> Your instructions: From the entries below, pull out the lines between the line holding "bar-baseline-32-nodes-200 bbox=[165, 323, 174, 338]" and the line holding "bar-paralog-32-nodes-200 bbox=[172, 313, 181, 338]", inclusive, and reproduce them verbatim.

> Material provided:

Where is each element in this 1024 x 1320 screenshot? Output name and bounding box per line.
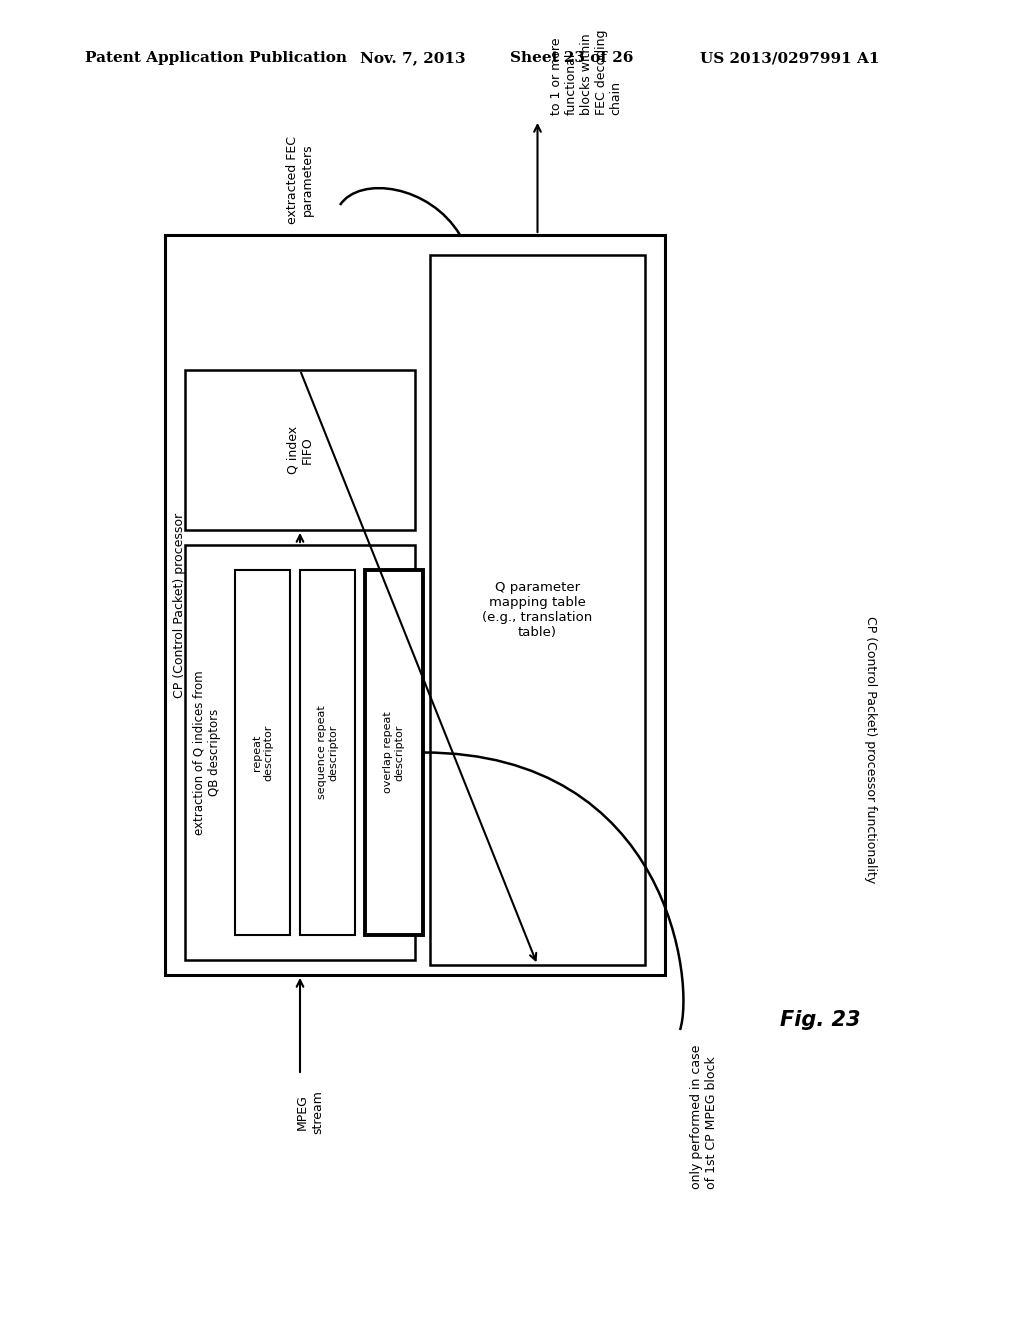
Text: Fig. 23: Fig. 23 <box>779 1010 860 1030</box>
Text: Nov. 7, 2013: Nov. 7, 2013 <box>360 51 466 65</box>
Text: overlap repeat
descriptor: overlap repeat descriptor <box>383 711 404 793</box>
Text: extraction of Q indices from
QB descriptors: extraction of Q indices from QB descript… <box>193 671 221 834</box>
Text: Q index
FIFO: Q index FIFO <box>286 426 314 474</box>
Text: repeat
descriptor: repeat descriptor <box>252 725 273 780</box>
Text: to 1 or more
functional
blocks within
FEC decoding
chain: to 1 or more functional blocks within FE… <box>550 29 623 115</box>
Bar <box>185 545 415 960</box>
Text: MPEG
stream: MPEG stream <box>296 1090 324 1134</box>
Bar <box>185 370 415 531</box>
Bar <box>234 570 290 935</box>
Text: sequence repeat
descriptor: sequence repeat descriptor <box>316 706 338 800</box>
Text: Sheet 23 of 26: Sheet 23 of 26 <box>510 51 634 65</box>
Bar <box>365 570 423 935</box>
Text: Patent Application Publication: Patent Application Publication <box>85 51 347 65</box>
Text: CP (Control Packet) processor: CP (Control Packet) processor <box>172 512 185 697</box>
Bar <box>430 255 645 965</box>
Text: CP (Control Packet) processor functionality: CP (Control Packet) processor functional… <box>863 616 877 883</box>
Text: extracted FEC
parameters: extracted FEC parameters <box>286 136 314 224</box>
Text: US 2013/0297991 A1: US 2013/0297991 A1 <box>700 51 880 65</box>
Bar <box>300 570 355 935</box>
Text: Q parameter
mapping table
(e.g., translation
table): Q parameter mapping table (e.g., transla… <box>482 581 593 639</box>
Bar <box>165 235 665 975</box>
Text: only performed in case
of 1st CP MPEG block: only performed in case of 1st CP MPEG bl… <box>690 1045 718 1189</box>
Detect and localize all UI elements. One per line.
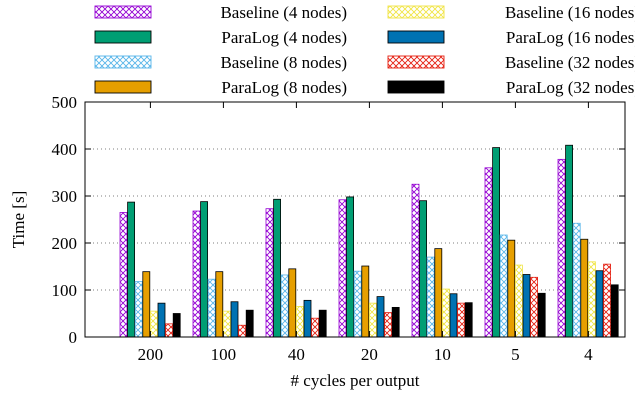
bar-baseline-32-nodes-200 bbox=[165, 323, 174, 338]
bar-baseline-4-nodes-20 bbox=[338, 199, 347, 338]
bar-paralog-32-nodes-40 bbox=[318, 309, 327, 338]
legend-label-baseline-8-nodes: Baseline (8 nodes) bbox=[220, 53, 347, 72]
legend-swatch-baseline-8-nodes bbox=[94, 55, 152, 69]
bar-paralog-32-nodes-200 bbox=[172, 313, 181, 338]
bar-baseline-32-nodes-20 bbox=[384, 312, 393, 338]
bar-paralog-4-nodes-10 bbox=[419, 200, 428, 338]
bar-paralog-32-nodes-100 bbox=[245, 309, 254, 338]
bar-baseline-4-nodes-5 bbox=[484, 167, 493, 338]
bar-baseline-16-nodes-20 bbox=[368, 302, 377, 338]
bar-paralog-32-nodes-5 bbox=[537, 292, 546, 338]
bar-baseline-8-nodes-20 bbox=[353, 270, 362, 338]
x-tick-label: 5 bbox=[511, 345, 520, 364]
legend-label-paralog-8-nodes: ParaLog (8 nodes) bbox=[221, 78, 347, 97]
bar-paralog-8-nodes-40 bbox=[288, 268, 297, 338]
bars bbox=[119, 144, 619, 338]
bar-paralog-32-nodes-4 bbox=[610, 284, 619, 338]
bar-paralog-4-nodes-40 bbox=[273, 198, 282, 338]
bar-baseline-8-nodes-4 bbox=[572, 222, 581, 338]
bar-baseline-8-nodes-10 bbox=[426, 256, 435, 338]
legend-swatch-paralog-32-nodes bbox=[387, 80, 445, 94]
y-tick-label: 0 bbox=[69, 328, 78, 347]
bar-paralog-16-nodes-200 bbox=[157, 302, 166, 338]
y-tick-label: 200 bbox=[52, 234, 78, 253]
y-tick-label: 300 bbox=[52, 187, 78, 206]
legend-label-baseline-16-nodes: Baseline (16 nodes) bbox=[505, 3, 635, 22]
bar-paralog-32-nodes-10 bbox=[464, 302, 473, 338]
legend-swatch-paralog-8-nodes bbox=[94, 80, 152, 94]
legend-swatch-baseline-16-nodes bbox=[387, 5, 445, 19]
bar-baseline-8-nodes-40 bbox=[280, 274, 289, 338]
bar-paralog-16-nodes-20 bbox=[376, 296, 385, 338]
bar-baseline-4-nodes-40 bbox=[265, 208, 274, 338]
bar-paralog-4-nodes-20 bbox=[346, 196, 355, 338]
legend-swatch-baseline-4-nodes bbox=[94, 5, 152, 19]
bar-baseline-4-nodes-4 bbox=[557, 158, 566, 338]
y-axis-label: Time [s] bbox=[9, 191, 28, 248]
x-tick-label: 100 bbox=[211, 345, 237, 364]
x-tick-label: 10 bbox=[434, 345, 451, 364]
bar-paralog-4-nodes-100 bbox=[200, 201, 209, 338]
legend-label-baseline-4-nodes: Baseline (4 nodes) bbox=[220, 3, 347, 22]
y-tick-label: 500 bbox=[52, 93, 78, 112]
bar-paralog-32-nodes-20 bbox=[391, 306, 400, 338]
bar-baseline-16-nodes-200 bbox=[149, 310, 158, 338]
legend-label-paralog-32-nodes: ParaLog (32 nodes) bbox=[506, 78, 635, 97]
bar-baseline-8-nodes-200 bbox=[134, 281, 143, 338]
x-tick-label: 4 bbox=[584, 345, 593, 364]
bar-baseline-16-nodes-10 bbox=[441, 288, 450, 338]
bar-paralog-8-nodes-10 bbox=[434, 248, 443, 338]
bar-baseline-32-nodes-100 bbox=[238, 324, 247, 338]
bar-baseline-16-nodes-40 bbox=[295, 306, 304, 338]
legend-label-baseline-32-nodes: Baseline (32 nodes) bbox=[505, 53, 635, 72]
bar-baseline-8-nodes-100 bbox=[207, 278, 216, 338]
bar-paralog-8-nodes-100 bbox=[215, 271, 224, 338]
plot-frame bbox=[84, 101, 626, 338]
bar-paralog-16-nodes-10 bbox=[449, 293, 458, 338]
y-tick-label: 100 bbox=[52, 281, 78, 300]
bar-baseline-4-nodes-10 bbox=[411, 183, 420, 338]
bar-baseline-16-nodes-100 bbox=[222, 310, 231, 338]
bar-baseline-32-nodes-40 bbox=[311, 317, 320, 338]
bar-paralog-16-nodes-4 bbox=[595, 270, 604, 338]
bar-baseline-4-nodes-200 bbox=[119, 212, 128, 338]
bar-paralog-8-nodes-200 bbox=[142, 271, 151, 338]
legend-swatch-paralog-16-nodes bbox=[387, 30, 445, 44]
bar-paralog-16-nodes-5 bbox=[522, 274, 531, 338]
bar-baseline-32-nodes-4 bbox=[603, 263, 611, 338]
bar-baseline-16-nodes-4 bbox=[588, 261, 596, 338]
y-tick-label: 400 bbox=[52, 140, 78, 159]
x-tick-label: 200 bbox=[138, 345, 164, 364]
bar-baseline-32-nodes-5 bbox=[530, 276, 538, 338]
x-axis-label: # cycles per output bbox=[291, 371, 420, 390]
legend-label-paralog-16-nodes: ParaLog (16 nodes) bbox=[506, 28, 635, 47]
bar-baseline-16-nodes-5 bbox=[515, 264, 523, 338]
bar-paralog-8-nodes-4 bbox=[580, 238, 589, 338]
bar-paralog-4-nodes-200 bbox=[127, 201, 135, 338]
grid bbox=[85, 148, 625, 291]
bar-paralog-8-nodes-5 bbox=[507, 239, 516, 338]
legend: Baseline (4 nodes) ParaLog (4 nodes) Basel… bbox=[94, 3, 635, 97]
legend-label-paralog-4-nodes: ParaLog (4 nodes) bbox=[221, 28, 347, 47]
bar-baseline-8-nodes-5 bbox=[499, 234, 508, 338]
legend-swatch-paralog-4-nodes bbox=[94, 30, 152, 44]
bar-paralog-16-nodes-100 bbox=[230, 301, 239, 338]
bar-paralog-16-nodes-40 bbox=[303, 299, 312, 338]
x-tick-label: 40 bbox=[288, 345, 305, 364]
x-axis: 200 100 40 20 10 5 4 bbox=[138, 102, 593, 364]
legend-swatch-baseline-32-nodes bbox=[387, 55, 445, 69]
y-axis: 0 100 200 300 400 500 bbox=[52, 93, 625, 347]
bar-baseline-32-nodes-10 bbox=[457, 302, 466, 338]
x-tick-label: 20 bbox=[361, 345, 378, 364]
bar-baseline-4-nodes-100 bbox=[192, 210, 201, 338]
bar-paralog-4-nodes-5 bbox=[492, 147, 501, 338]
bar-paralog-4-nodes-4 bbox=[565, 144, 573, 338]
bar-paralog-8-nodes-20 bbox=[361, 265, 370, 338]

> The answer:
bar-baseline-32-nodes-200 bbox=[165, 323, 174, 338]
bar-baseline-4-nodes-20 bbox=[338, 199, 347, 338]
bar-paralog-32-nodes-40 bbox=[318, 309, 327, 338]
legend-label-baseline-8-nodes: Baseline (8 nodes) bbox=[220, 53, 347, 72]
legend-swatch-baseline-8-nodes bbox=[94, 55, 152, 69]
bar-paralog-32-nodes-200 bbox=[172, 313, 181, 338]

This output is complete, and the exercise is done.